Requirement =>
Every entry should be repeated exactly. Omit the pictures.

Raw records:
⟨
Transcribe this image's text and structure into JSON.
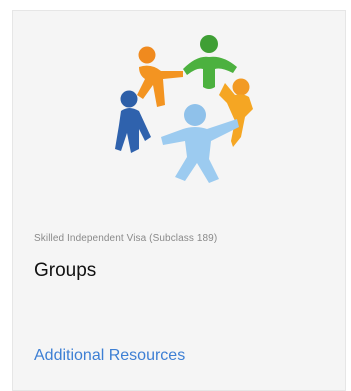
{
  "card": {
    "image": {
      "icon": "people-circle-icon",
      "colors": [
        "#3f9f35",
        "#f08a1e",
        "#f5a623",
        "#8fc1ea",
        "#2d5fa8"
      ]
    },
    "subtitle": "Skilled Independent Visa (Subclass 189)",
    "title": "Groups",
    "link_label": "Additional Resources",
    "link_color": "#3d7fd4"
  }
}
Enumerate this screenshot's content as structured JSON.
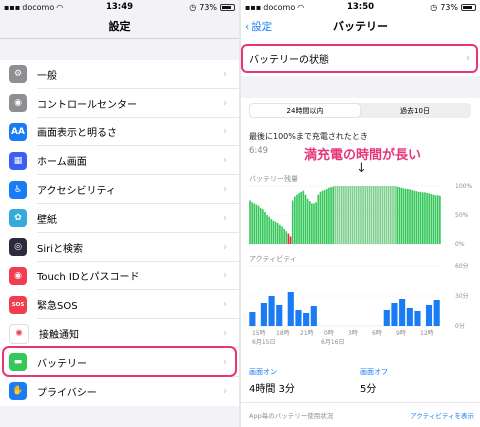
{
  "left_phone": {
    "status": {
      "carrier": "docomo",
      "time": "13:49",
      "battery": "73%"
    },
    "nav_title": "設定",
    "items": [
      {
        "label": "一般",
        "icon": "gear-icon",
        "color": "#8e8e93",
        "glyph": "⚙"
      },
      {
        "label": "コントロールセンター",
        "icon": "toggles-icon",
        "color": "#8e8e93",
        "glyph": "◉"
      },
      {
        "label": "画面表示と明るさ",
        "icon": "text-size-icon",
        "color": "#1a7cf5",
        "glyph": "AA"
      },
      {
        "label": "ホーム画面",
        "icon": "home-grid-icon",
        "color": "#3b5ef5",
        "glyph": "▦"
      },
      {
        "label": "アクセシビリティ",
        "icon": "accessibility-icon",
        "color": "#1a7cf5",
        "glyph": "♿"
      },
      {
        "label": "壁紙",
        "icon": "flower-icon",
        "color": "#34aadc",
        "glyph": "✿"
      },
      {
        "label": "Siriと検索",
        "icon": "siri-icon",
        "color": "#2b2b3d",
        "glyph": "◎"
      },
      {
        "label": "Touch IDとパスコード",
        "icon": "fingerprint-icon",
        "color": "#f23c4f",
        "glyph": "◉"
      },
      {
        "label": "緊急SOS",
        "icon": "sos-icon",
        "color": "#f23c4f",
        "glyph": "SOS"
      },
      {
        "label": "接触通知",
        "icon": "exposure-icon",
        "color": "#ffffff",
        "glyph": "✺"
      },
      {
        "label": "バッテリー",
        "icon": "battery-icon",
        "color": "#34c759",
        "glyph": "▬"
      },
      {
        "label": "プライバシー",
        "icon": "hand-icon",
        "color": "#1a7cf5",
        "glyph": "✋"
      }
    ]
  },
  "right_phone": {
    "status": {
      "carrier": "docomo",
      "time": "13:50",
      "battery": "73%"
    },
    "back_label": "設定",
    "nav_title": "バッテリー",
    "health_label": "バッテリーの状態",
    "segments": {
      "first": "24時間以内",
      "second": "過去10日"
    },
    "last_charge_label": "最後に100%まで充電されたとき",
    "last_charge_time": "6:49",
    "annotation": "満充電の時間が長い",
    "arrow": "↓",
    "battery_level_label": "バッテリー残量",
    "activity_label": "アクティビティ",
    "screen_on_label": "画面オン",
    "screen_on_value": "4時間 3分",
    "screen_off_label": "画面オフ",
    "screen_off_value": "5分",
    "usage_label": "App毎のバッテリー使用状況",
    "activity_link": "アクティビティを表示",
    "colors": {
      "accent": "#1a7cf5",
      "highlight": "#e6357a",
      "battery_green": "#34c759",
      "low_red": "#e0302a"
    }
  },
  "chart_data": [
    {
      "type": "bar",
      "title": "バッテリー残量",
      "y_ticks": [
        "100%",
        "50%",
        "0%"
      ],
      "ylim": [
        0,
        100
      ],
      "values": [
        75,
        72,
        70,
        68,
        66,
        62,
        60,
        55,
        50,
        47,
        43,
        40,
        38,
        36,
        33,
        30,
        26,
        22,
        18,
        13,
        75,
        82,
        85,
        88,
        90,
        92,
        85,
        78,
        74,
        70,
        70,
        72,
        85,
        90,
        92,
        93,
        95,
        97,
        98,
        99,
        100,
        100,
        100,
        100,
        100,
        100,
        100,
        100,
        100,
        100,
        100,
        100,
        100,
        100,
        100,
        100,
        100,
        100,
        100,
        100,
        100,
        100,
        100,
        100,
        100,
        100,
        100,
        100,
        100,
        99,
        98,
        97,
        96,
        95,
        95,
        94,
        93,
        92,
        91,
        90,
        90,
        89,
        89,
        88,
        87,
        86,
        85,
        84,
        84,
        83
      ]
    },
    {
      "type": "bar",
      "title": "アクティビティ",
      "y_ticks": [
        "60分",
        "30分",
        "0分"
      ],
      "ylim": [
        0,
        60
      ],
      "x_ticks": [
        "15時",
        "18時",
        "21時",
        "0時",
        "3時",
        "6時",
        "9時",
        "12時"
      ],
      "x_dates": [
        "6月15日",
        "6月16日"
      ],
      "values": [
        14,
        0,
        0,
        23,
        0,
        30,
        0,
        21,
        0,
        0,
        34,
        0,
        16,
        0,
        13,
        0,
        20,
        0,
        0,
        0,
        0,
        0,
        0,
        0,
        0,
        0,
        0,
        0,
        0,
        0,
        0,
        0,
        0,
        0,
        0,
        16,
        0,
        23,
        0,
        27,
        0,
        18,
        0,
        15,
        0,
        0,
        21,
        0,
        26,
        0
      ]
    }
  ]
}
⟩
Result of this exercise =>
Transcribe this image's text and structure into JSON.
{
  "card": {
    "image": {
      "icon": "people-circle-icon",
      "colors": [
        "#3f9f35",
        "#f08a1e",
        "#f5a623",
        "#8fc1ea",
        "#2d5fa8"
      ]
    },
    "subtitle": "Skilled Independent Visa (Subclass 189)",
    "title": "Groups",
    "link_label": "Additional Resources",
    "link_color": "#3d7fd4"
  }
}
Enumerate this screenshot's content as structured JSON.
{
  "left_phone": {
    "status": {
      "carrier": "docomo",
      "time": "13:49",
      "battery": "73%"
    },
    "nav_title": "設定",
    "items": [
      {
        "label": "一般",
        "icon": "gear-icon",
        "color": "#8e8e93",
        "glyph": "⚙"
      },
      {
        "label": "コントロールセンター",
        "icon": "toggles-icon",
        "color": "#8e8e93",
        "glyph": "◉"
      },
      {
        "label": "画面表示と明るさ",
        "icon": "text-size-icon",
        "color": "#1a7cf5",
        "glyph": "AA"
      },
      {
        "label": "ホーム画面",
        "icon": "home-grid-icon",
        "color": "#3b5ef5",
        "glyph": "▦"
      },
      {
        "label": "アクセシビリティ",
        "icon": "accessibility-icon",
        "color": "#1a7cf5",
        "glyph": "♿"
      },
      {
        "label": "壁紙",
        "icon": "flower-icon",
        "color": "#34aadc",
        "glyph": "✿"
      },
      {
        "label": "Siriと検索",
        "icon": "siri-icon",
        "color": "#2b2b3d",
        "glyph": "◎"
      },
      {
        "label": "Touch IDとパスコード",
        "icon": "fingerprint-icon",
        "color": "#f23c4f",
        "glyph": "◉"
      },
      {
        "label": "緊急SOS",
        "icon": "sos-icon",
        "color": "#f23c4f",
        "glyph": "SOS"
      },
      {
        "label": "接触通知",
        "icon": "exposure-icon",
        "color": "#ffffff",
        "glyph": "✺"
      },
      {
        "label": "バッテリー",
        "icon": "battery-icon",
        "color": "#34c759",
        "glyph": "▬"
      },
      {
        "label": "プライバシー",
        "icon": "hand-icon",
        "color": "#1a7cf5",
        "glyph": "✋"
      }
    ]
  },
  "right_phone": {
    "status": {
      "carrier": "docomo",
      "time": "13:50",
      "battery": "73%"
    },
    "back_label": "設定",
    "nav_title": "バッテリー",
    "health_label": "バッテリーの状態",
    "segments": {
      "first": "24時間以内",
      "second": "過去10日"
    },
    "last_charge_label": "最後に100%まで充電されたとき",
    "last_charge_time": "6:49",
    "annotation": "満充電の時間が長い",
    "arrow": "↓",
    "battery_level_label": "バッテリー残量",
    "activity_label": "アクティビティ",
    "screen_on_label": "画面オン",
    "screen_on_value": "4時間 3分",
    "screen_off_label": "画面オフ",
    "screen_off_value": "5分",
    "usage_label": "App毎のバッテリー使用状況",
    "activity_link": "アクティビティを表示",
    "colors": {
      "accent": "#1a7cf5",
      "highlight": "#e6357a",
      "battery_green": "#34c759",
      "low_red": "#e0302a"
    }
  },
  "chart_data": [
    {
      "type": "bar",
      "title": "バッテリー残量",
      "y_ticks": [
        "100%",
        "50%",
        "0%"
      ],
      "ylim": [
        0,
        100
      ],
      "values": [
        75,
        72,
        70,
        68,
        66,
        62,
        60,
        55,
        50,
        47,
        43,
        40,
        38,
        36,
        33,
        30,
        26,
        22,
        18,
        13,
        75,
        82,
        85,
        88,
        90,
        92,
        85,
        78,
        74,
        70,
        70,
        72,
        85,
        90,
        92,
        93,
        95,
        97,
        98,
        99,
        100,
        100,
        100,
        100,
        100,
        100,
        100,
        100,
        100,
        100,
        100,
        100,
        100,
        100,
        100,
        100,
        100,
        100,
        100,
        100,
        100,
        100,
        100,
        100,
        100,
        100,
        100,
        100,
        100,
        99,
        98,
        97,
        96,
        95,
        95,
        94,
        93,
        92,
        91,
        90,
        90,
        89,
        89,
        88,
        87,
        86,
        85,
        84,
        84,
        83
      ]
    },
    {
      "type": "bar",
      "title": "アクティビティ",
      "y_ticks": [
        "60分",
        "30分",
        "0分"
      ],
      "ylim": [
        0,
        60
      ],
      "x_ticks": [
        "15時",
        "18時",
        "21時",
        "0時",
        "3時",
        "6時",
        "9時",
        "12時"
      ],
      "x_dates": [
        "6月15日",
        "6月16日"
      ],
      "values": [
        14,
        0,
        0,
        23,
        0,
        30,
        0,
        21,
        0,
        0,
        34,
        0,
        16,
        0,
        13,
        0,
        20,
        0,
        0,
        0,
        0,
        0,
        0,
        0,
        0,
        0,
        0,
        0,
        0,
        0,
        0,
        0,
        0,
        0,
        0,
        16,
        0,
        23,
        0,
        27,
        0,
        18,
        0,
        15,
        0,
        0,
        21,
        0,
        26,
        0
      ]
    }
  ]
}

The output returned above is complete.